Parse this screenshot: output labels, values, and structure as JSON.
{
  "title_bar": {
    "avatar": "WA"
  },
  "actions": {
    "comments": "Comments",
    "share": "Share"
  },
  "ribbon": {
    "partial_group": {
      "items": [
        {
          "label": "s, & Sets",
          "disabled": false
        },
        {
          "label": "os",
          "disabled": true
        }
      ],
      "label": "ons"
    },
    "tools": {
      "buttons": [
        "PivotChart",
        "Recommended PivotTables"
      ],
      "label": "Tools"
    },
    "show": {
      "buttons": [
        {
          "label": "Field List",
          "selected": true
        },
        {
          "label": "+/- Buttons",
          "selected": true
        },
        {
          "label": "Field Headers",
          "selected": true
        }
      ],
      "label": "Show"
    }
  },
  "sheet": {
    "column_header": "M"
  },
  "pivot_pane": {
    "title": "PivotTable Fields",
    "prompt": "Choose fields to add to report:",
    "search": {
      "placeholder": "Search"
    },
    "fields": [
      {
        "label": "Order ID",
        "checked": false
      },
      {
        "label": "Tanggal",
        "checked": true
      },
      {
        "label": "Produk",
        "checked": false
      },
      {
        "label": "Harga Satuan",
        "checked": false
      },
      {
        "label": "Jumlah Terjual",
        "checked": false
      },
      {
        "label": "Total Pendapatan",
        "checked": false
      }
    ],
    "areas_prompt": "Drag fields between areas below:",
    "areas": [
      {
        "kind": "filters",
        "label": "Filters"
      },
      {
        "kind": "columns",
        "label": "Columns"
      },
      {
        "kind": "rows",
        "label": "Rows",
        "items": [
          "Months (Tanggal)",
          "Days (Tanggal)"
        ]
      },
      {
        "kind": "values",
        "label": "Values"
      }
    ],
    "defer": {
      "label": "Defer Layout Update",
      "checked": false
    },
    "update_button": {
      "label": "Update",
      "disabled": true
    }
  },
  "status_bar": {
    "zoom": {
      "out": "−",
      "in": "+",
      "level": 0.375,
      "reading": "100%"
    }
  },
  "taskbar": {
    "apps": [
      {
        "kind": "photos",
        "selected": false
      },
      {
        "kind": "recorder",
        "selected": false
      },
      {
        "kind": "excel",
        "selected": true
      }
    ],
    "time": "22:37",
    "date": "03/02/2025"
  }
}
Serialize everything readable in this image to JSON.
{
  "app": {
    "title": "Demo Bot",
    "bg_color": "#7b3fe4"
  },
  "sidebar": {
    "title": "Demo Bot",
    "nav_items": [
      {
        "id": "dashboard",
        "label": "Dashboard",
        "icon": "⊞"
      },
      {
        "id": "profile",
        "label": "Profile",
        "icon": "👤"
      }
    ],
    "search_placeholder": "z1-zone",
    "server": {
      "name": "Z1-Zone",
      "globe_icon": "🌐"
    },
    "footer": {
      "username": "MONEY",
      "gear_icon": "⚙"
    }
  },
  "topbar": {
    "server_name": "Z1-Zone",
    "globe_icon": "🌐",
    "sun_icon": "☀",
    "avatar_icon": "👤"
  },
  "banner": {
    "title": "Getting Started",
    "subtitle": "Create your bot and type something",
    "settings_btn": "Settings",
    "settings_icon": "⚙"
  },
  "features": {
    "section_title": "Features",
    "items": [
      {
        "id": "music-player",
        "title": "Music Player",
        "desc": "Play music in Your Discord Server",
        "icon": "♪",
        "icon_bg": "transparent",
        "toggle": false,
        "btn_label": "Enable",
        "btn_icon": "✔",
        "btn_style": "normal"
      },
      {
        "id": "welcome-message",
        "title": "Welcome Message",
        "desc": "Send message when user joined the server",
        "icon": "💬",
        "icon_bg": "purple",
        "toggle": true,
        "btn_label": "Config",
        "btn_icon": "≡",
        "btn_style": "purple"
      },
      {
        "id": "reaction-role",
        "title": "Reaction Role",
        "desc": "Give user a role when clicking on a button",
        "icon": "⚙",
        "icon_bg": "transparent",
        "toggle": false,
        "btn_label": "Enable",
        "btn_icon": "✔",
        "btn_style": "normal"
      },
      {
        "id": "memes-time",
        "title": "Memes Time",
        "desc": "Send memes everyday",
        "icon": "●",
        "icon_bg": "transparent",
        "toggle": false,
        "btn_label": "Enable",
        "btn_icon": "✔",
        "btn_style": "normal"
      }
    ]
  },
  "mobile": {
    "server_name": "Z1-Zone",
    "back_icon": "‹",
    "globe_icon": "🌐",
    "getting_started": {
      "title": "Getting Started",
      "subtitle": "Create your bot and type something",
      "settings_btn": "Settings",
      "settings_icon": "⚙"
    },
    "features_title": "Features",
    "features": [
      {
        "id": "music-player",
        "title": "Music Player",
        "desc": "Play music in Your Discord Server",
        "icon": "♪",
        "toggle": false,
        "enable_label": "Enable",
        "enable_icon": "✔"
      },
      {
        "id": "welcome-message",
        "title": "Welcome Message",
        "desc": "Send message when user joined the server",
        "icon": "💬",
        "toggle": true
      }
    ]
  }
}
+-------+
§ Aim of the exercise: Identify the lines in the entries that hold "type" and return each one.

§ Solution to this exercise:
    "subtitle": "Create your bot and type something",
      "subtitle": "Create your bot and type something",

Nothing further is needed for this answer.